***** Data extract

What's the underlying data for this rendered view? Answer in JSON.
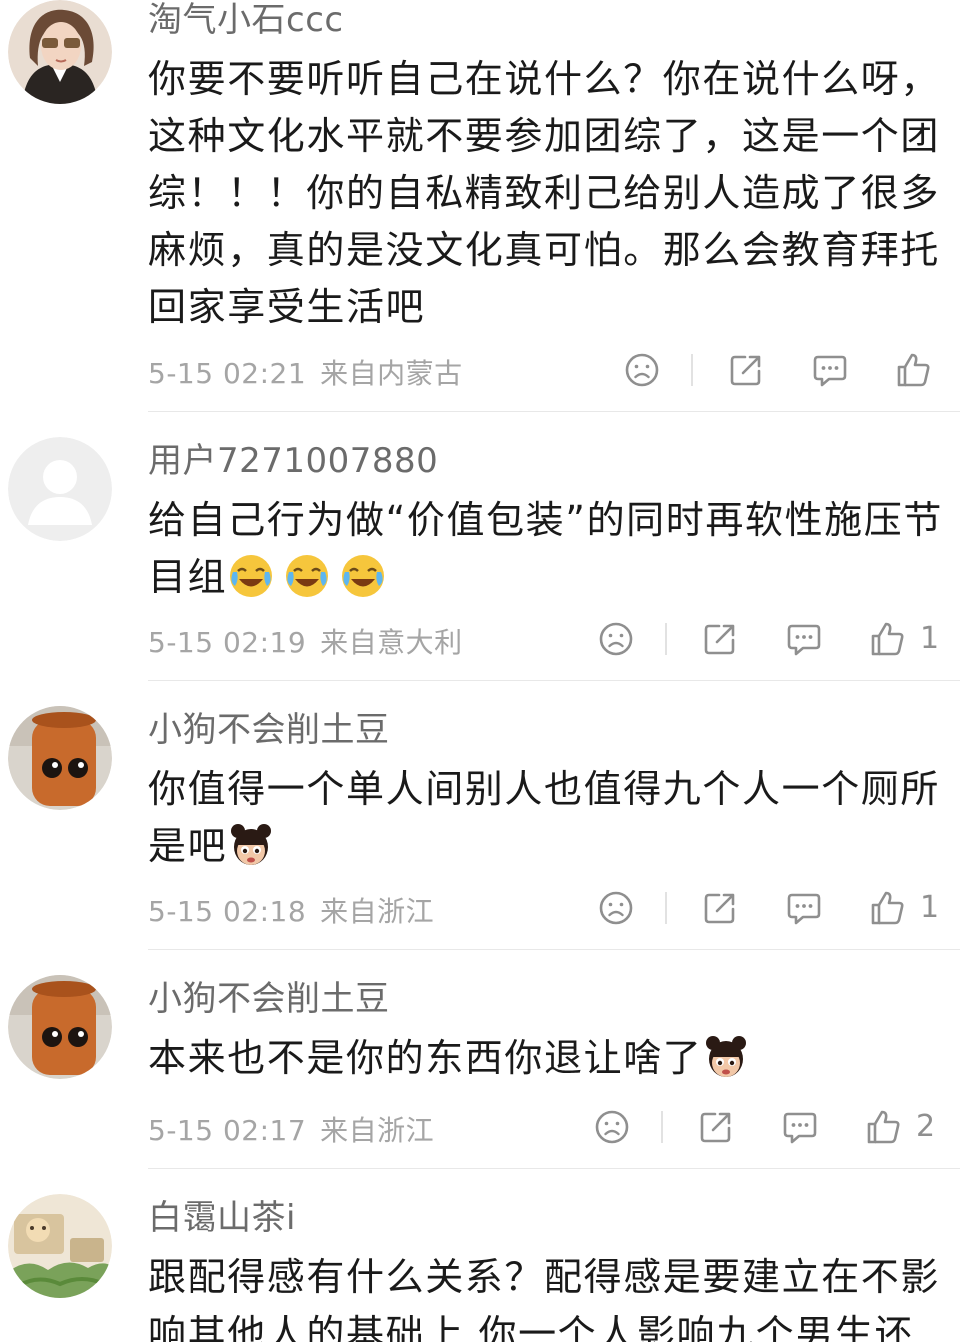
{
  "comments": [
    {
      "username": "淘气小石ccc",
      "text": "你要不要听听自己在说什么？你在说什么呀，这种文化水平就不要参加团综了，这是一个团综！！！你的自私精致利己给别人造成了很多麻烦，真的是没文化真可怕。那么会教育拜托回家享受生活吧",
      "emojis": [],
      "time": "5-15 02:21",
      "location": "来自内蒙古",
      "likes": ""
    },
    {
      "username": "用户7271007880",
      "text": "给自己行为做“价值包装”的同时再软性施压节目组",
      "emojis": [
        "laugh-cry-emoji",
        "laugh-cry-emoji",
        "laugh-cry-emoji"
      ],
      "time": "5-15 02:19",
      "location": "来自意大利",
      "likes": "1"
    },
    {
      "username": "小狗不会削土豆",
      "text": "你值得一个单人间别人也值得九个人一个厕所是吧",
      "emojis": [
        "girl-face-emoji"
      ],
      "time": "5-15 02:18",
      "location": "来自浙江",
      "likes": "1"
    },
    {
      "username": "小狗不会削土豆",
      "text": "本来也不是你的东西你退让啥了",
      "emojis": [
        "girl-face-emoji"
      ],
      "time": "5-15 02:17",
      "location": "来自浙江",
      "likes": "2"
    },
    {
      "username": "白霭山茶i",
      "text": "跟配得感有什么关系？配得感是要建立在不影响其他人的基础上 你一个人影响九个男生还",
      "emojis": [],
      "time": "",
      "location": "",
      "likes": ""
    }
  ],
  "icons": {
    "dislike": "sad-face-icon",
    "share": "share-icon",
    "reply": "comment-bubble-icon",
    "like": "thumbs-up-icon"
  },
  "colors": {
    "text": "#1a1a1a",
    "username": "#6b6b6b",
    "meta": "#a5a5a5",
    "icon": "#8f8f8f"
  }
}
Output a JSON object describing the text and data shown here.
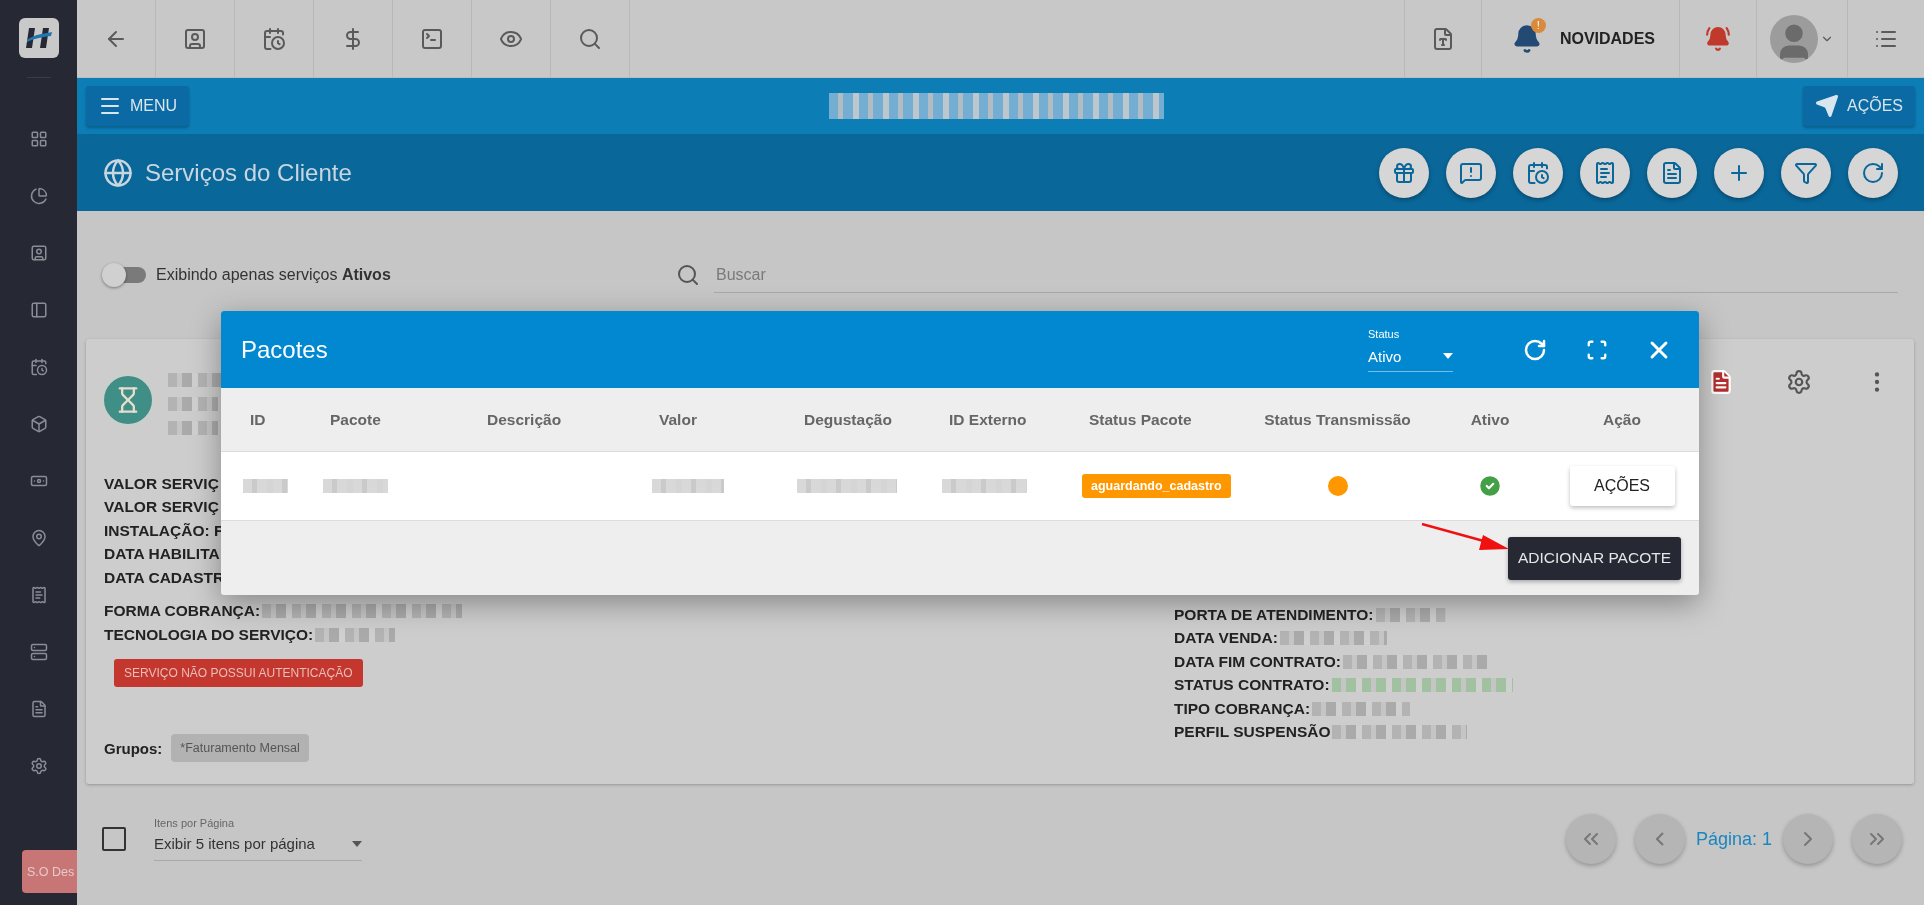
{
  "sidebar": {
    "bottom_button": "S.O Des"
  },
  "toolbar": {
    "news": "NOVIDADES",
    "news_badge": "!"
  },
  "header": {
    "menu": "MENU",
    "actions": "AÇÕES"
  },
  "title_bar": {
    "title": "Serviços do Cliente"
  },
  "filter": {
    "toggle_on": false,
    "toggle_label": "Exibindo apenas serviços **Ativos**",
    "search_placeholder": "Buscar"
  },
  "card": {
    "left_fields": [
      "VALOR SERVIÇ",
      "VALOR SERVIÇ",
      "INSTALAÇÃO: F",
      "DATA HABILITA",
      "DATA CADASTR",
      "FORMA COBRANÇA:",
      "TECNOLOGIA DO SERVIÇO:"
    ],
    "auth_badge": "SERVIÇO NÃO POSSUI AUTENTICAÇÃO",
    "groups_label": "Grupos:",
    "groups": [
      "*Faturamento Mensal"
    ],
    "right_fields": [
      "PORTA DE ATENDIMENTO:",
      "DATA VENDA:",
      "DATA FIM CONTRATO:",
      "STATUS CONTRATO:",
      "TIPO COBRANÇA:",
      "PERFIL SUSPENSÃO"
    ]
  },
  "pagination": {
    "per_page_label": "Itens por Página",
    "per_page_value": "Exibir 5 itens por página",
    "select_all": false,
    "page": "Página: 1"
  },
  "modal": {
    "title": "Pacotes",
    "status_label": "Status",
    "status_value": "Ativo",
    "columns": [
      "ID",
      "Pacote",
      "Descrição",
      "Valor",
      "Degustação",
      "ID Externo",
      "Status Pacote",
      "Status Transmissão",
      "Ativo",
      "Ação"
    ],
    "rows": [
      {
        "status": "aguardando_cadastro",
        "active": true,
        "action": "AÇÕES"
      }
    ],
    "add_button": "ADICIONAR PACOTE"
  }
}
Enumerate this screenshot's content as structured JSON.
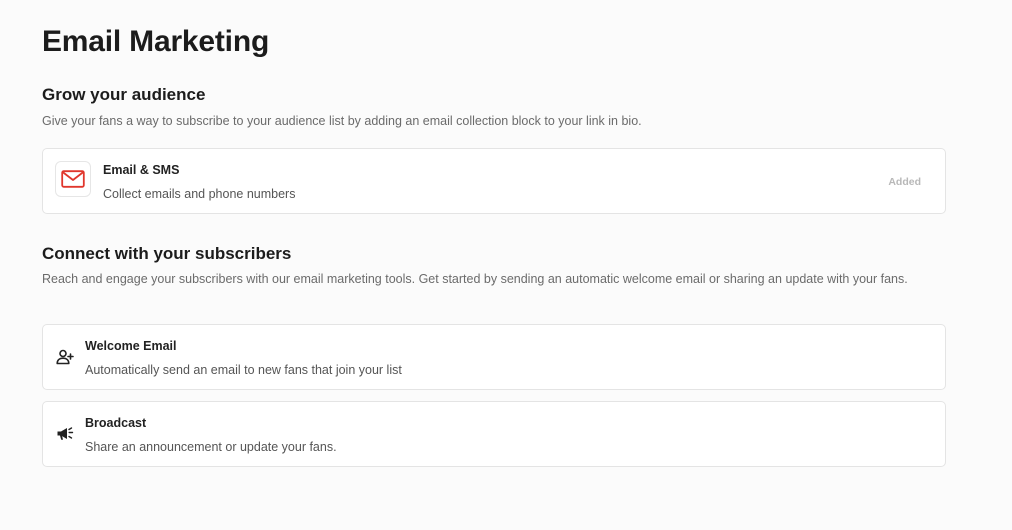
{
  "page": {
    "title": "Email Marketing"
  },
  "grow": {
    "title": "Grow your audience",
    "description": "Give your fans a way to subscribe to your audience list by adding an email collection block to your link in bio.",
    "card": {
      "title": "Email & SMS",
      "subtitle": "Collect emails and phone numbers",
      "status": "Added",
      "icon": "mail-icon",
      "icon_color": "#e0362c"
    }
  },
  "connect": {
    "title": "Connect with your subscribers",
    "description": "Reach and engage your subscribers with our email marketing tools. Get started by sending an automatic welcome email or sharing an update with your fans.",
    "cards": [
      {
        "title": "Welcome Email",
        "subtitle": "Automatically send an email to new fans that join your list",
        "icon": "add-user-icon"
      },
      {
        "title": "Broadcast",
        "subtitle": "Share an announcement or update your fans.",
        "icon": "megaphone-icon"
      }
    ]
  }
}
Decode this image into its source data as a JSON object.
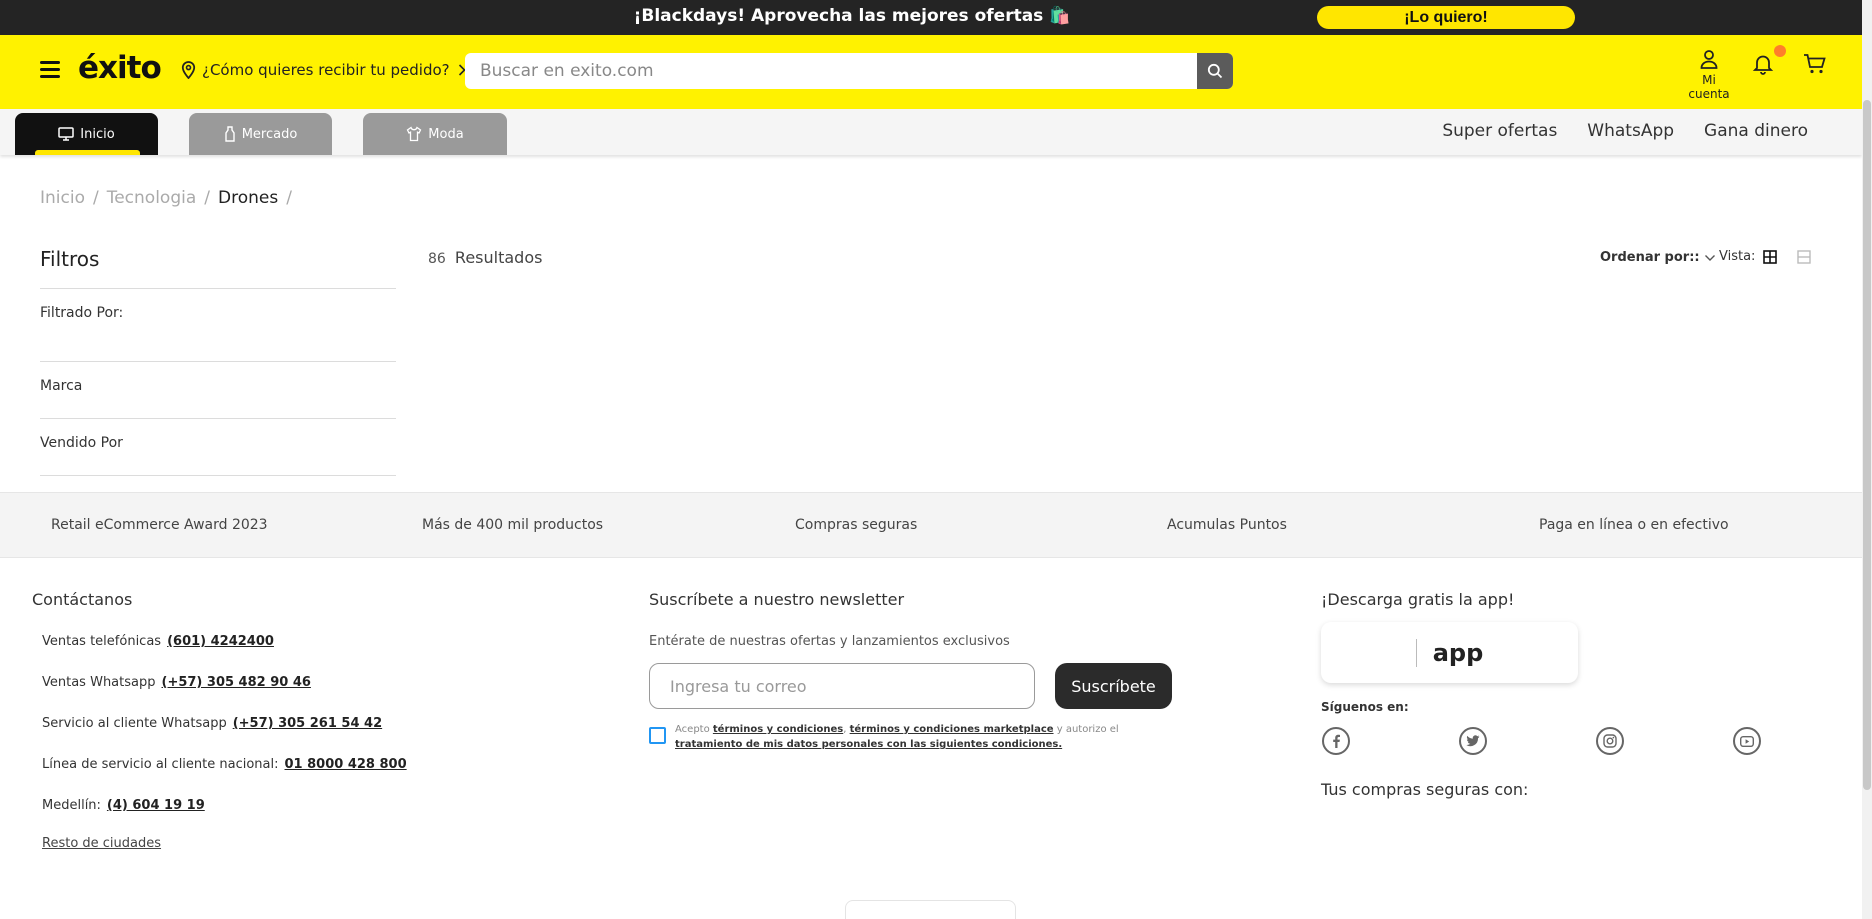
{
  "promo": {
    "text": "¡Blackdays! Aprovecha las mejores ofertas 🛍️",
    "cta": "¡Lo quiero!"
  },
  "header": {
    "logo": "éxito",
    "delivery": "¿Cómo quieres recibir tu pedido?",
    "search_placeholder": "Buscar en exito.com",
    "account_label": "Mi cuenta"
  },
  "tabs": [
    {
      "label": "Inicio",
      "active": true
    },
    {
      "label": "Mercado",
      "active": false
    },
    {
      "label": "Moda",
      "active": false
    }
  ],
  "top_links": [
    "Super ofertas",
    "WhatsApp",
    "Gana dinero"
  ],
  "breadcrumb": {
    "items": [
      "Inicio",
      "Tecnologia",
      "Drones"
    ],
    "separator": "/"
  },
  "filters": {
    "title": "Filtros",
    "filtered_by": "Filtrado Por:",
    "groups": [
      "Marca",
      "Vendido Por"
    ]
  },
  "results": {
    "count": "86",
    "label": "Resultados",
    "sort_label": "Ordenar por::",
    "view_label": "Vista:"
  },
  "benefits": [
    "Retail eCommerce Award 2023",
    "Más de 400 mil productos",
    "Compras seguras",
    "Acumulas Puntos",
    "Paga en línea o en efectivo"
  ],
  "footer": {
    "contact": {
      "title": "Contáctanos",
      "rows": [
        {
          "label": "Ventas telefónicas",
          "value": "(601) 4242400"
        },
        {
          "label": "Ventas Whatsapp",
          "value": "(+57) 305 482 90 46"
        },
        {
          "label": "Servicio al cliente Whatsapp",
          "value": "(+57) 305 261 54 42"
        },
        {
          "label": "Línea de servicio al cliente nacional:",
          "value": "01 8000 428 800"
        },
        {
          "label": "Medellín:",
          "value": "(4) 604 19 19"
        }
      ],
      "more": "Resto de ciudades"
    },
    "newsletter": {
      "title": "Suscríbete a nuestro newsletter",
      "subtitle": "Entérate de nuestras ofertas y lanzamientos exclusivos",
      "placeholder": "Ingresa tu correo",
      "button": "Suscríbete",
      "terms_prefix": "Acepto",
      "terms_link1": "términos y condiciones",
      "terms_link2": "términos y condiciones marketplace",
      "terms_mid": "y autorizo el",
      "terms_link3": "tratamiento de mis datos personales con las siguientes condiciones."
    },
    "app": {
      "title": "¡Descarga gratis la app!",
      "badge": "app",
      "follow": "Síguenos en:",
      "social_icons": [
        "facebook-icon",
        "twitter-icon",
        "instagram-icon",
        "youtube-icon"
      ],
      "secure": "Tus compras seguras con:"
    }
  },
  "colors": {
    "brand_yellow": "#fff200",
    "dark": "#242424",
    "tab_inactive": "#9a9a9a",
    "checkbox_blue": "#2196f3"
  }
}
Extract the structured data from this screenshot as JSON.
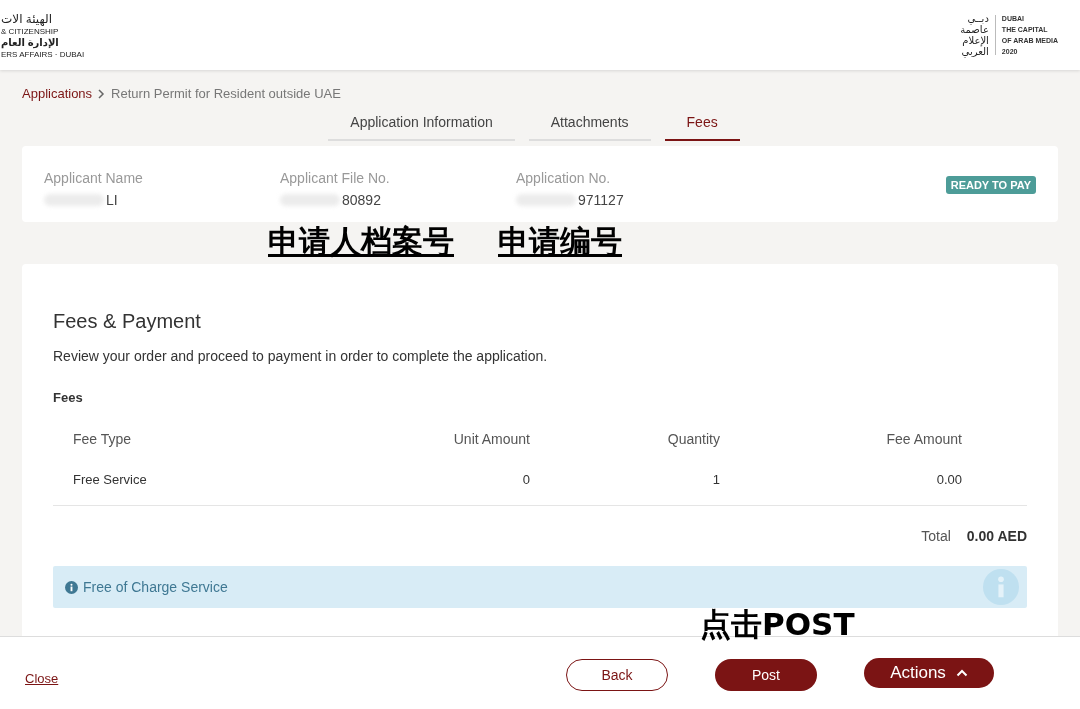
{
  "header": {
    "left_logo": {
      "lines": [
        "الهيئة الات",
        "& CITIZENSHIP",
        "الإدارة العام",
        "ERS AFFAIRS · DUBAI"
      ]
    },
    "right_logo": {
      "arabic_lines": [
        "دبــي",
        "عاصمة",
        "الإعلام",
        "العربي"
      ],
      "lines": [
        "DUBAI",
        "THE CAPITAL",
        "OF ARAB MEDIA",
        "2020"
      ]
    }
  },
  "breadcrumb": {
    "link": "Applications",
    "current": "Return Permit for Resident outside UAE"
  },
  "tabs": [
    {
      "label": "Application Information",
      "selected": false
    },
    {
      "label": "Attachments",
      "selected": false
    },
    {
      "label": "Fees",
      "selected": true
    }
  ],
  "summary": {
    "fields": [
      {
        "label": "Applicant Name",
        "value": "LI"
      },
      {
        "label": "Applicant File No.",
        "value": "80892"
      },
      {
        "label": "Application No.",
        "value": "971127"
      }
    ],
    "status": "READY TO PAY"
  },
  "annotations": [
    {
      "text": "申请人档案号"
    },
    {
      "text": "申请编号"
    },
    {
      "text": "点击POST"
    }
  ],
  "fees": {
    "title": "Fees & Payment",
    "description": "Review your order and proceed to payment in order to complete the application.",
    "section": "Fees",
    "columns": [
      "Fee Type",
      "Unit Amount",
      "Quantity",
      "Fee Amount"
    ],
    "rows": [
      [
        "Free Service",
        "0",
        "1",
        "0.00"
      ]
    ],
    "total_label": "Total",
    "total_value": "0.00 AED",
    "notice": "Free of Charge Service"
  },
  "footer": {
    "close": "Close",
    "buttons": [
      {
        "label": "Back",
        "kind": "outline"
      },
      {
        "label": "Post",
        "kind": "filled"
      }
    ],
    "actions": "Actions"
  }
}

**********

→ **Stated exercise**:
State how many lines of the listing hold the string "location"; reply with the number and nothing else.

→ **The reply**:
5